■ Task to complete: Every record must be transcribed in its entirety, apart from the images, which are to be omitted.

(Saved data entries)
++++++++++

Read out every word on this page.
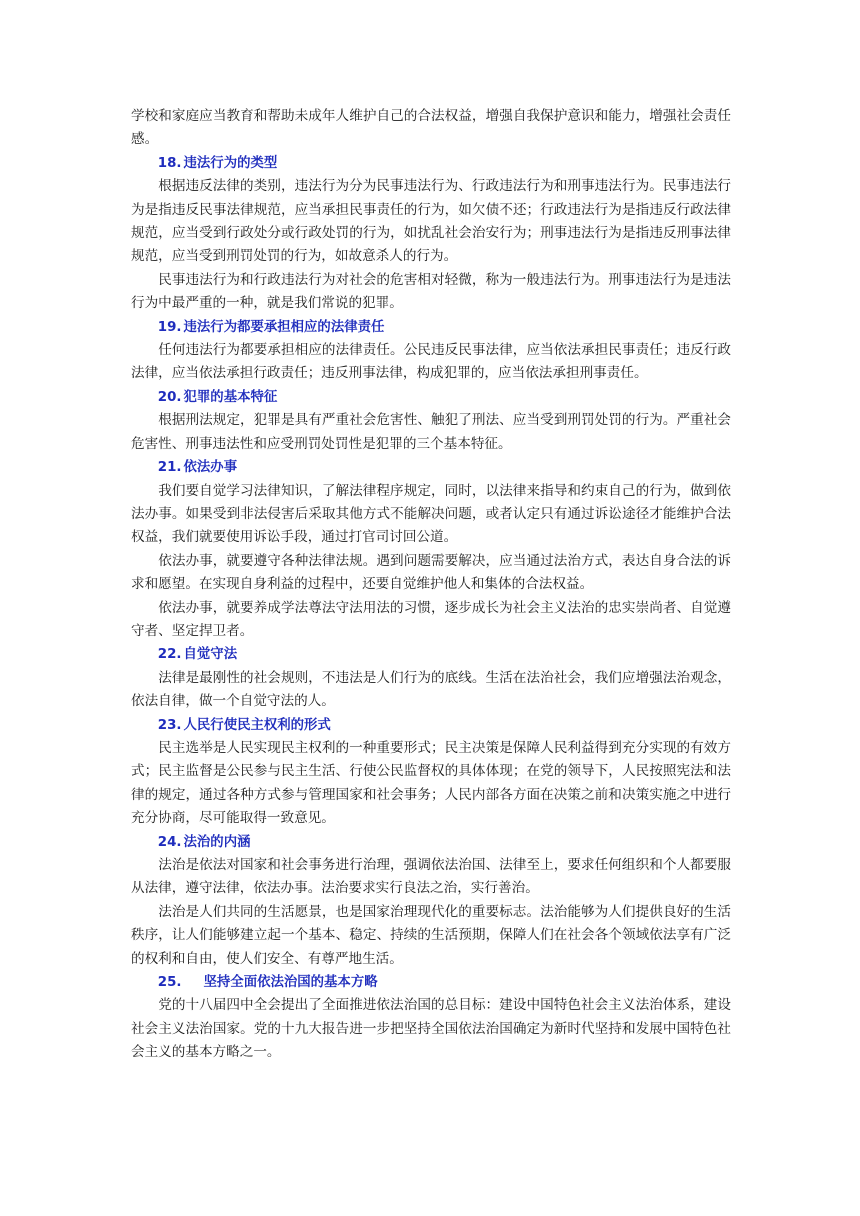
学校和家庭应当教育和帮助未成年人维护自己的合法权益，增强自我保护意识和能力，增强社会责任感。

18. 违法行为的类型

根据违反法律的类别，违法行为分为民事违法行为、行政违法行为和刑事违法行为。民事违法行为是指违反民事法律规范，应当承担民事责任的行为，如欠债不还；行政违法行为是指违反行政法律规范，应当受到行政处分或行政处罚的行为，如扰乱社会治安行为；刑事违法行为是指违反刑事法律规范，应当受到刑罚处罚的行为，如故意杀人的行为。

民事违法行为和行政违法行为对社会的危害相对轻微，称为一般违法行为。刑事违法行为是违法行为中最严重的一种，就是我们常说的犯罪。

19. 违法行为都要承担相应的法律责任

任何违法行为都要承担相应的法律责任。公民违反民事法律，应当依法承担民事责任；违反行政法律，应当依法承担行政责任；违反刑事法律，构成犯罪的，应当依法承担刑事责任。

20. 犯罪的基本特征

根据刑法规定，犯罪是具有严重社会危害性、触犯了刑法、应当受到刑罚处罚的行为。严重社会危害性、刑事违法性和应受刑罚处罚性是犯罪的三个基本特征。

21. 依法办事

我们要自觉学习法律知识，了解法律程序规定，同时，以法律来指导和约束自己的行为，做到依法办事。如果受到非法侵害后采取其他方式不能解决问题，或者认定只有通过诉讼途径才能维护合法权益，我们就要使用诉讼手段，通过打官司讨回公道。

依法办事，就要遵守各种法律法规。遇到问题需要解决，应当通过法治方式，表达自身合法的诉求和愿望。在实现自身利益的过程中，还要自觉维护他人和集体的合法权益。

依法办事，就要养成学法尊法守法用法的习惯，逐步成长为社会主义法治的忠实崇尚者、自觉遵守者、坚定捍卫者。

22. 自觉守法

法律是最刚性的社会规则，不违法是人们行为的底线。生活在法治社会，我们应增强法治观念，依法自律，做一个自觉守法的人。

23. 人民行使民主权利的形式

民主选举是人民实现民主权利的一种重要形式；民主决策是保障人民利益得到充分实现的有效方式；民主监督是公民参与民主生活、行使公民监督权的具体体现；在党的领导下，人民按照宪法和法律的规定，通过各种方式参与管理国家和社会事务；人民内部各方面在决策之前和决策实施之中进行充分协商，尽可能取得一致意见。

24. 法治的内涵

法治是依法对国家和社会事务进行治理，强调依法治国、法律至上，要求任何组织和个人都要服从法律，遵守法律，依法办事。法治要求实行良法之治，实行善治。

法治是人们共同的生活愿景，也是国家治理现代化的重要标志。法治能够为人们提供良好的生活秩序，让人们能够建立起一个基本、稳定、持续的生活预期，保障人们在社会各个领域依法享有广泛的权利和自由，使人们安全、有尊严地生活。

25. 坚持全面依法治国的基本方略

党的十八届四中全会提出了全面推进依法治国的总目标：建设中国特色社会主义法治体系，建设社会主义法治国家。党的十九大报告进一步把坚持全国依法治国确定为新时代坚持和发展中国特色社会主义的基本方略之一。
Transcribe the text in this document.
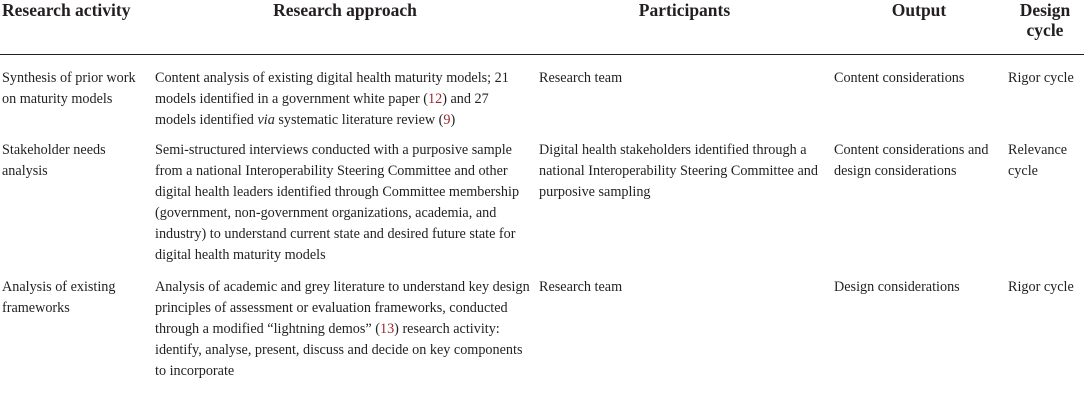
Research activity	Research approach	Participants	Output	Design cycle
Synthesis of prior work on maturity models	Content analysis of existing digital health maturity models; 21 models identified in a government white paper (12) and 27 models identified via systematic literature review (9)	Research team	Content considerations	Rigor cycle
Stakeholder needs analysis	Semi-structured interviews conducted with a purposive sample from a national Interoperability Steering Committee and other digital health leaders identified through Committee membership (government, non-government organizations, academia, and industry) to understand current state and desired future state for digital health maturity models	Digital health stakeholders identified through a national Interoperability Steering Committee and purposive sampling	Content considerations and design considerations	Relevance cycle
Analysis of existing frameworks	Analysis of academic and grey literature to understand key design principles of assessment or evaluation frameworks, conducted through a modified “lightning demos” (13) research activity: identify, analyse, present, discuss and decide on key components to incorporate	Research team	Design considerations	Rigor cycle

++++++++++

■ Output:
Read out every word on this page.
学校和家庭应当教育和帮助未成年人维护自己的合法权益，增强自我保护意识和能力，增强社会责任感。

18. 违法行为的类型

根据违反法律的类别，违法行为分为民事违法行为、行政违法行为和刑事违法行为。民事违法行为是指违反民事法律规范，应当承担民事责任的行为，如欠债不还；行政违法行为是指违反行政法律规范，应当受到行政处分或行政处罚的行为，如扰乱社会治安行为；刑事违法行为是指违反刑事法律规范，应当受到刑罚处罚的行为，如故意杀人的行为。

民事违法行为和行政违法行为对社会的危害相对轻微，称为一般违法行为。刑事违法行为是违法行为中最严重的一种，就是我们常说的犯罪。

19. 违法行为都要承担相应的法律责任

任何违法行为都要承担相应的法律责任。公民违反民事法律，应当依法承担民事责任；违反行政法律，应当依法承担行政责任；违反刑事法律，构成犯罪的，应当依法承担刑事责任。

20. 犯罪的基本特征

根据刑法规定，犯罪是具有严重社会危害性、触犯了刑法、应当受到刑罚处罚的行为。严重社会危害性、刑事违法性和应受刑罚处罚性是犯罪的三个基本特征。

21. 依法办事

我们要自觉学习法律知识，了解法律程序规定，同时，以法律来指导和约束自己的行为，做到依法办事。如果受到非法侵害后采取其他方式不能解决问题，或者认定只有通过诉讼途径才能维护合法权益，我们就要使用诉讼手段，通过打官司讨回公道。

依法办事，就要遵守各种法律法规。遇到问题需要解决，应当通过法治方式，表达自身合法的诉求和愿望。在实现自身利益的过程中，还要自觉维护他人和集体的合法权益。

依法办事，就要养成学法尊法守法用法的习惯，逐步成长为社会主义法治的忠实崇尚者、自觉遵守者、坚定捍卫者。

22. 自觉守法

法律是最刚性的社会规则，不违法是人们行为的底线。生活在法治社会，我们应增强法治观念，依法自律，做一个自觉守法的人。

23. 人民行使民主权利的形式

民主选举是人民实现民主权利的一种重要形式；民主决策是保障人民利益得到充分实现的有效方式；民主监督是公民参与民主生活、行使公民监督权的具体体现；在党的领导下，人民按照宪法和法律的规定，通过各种方式参与管理国家和社会事务；人民内部各方面在决策之前和决策实施之中进行充分协商，尽可能取得一致意见。

24. 法治的内涵

法治是依法对国家和社会事务进行治理，强调依法治国、法律至上，要求任何组织和个人都要服从法律，遵守法律，依法办事。法治要求实行良法之治，实行善治。

法治是人们共同的生活愿景，也是国家治理现代化的重要标志。法治能够为人们提供良好的生活秩序，让人们能够建立起一个基本、稳定、持续的生活预期，保障人们在社会各个领域依法享有广泛的权利和自由，使人们安全、有尊严地生活。

25. 坚持全面依法治国的基本方略

党的十八届四中全会提出了全面推进依法治国的总目标：建设中国特色社会主义法治体系，建设社会主义法治国家。党的十九大报告进一步把坚持全国依法治国确定为新时代坚持和发展中国特色社会主义的基本方略之一。
Transcribe the text in this document.
Research activity	Research approach	Participants	Output	Design cycle
Synthesis of prior work on maturity models	Content analysis of existing digital health maturity models; 21 models identified in a government white paper (12) and 27 models identified via systematic literature review (9)	Research team	Content considerations	Rigor cycle
Stakeholder needs analysis	Semi-structured interviews conducted with a purposive sample from a national Interoperability Steering Committee and other digital health leaders identified through Committee membership (government, non-government organizations, academia, and industry) to understand current state and desired future state for digital health maturity models	Digital health stakeholders identified through a national Interoperability Steering Committee and purposive sampling	Content considerations and design considerations	Relevance cycle
Analysis of existing frameworks	Analysis of academic and grey literature to understand key design principles of assessment or evaluation frameworks, conducted through a modified “lightning demos” (13) research activity: identify, analyse, present, discuss and decide on key components to incorporate	Research team	Design considerations	Rigor cycle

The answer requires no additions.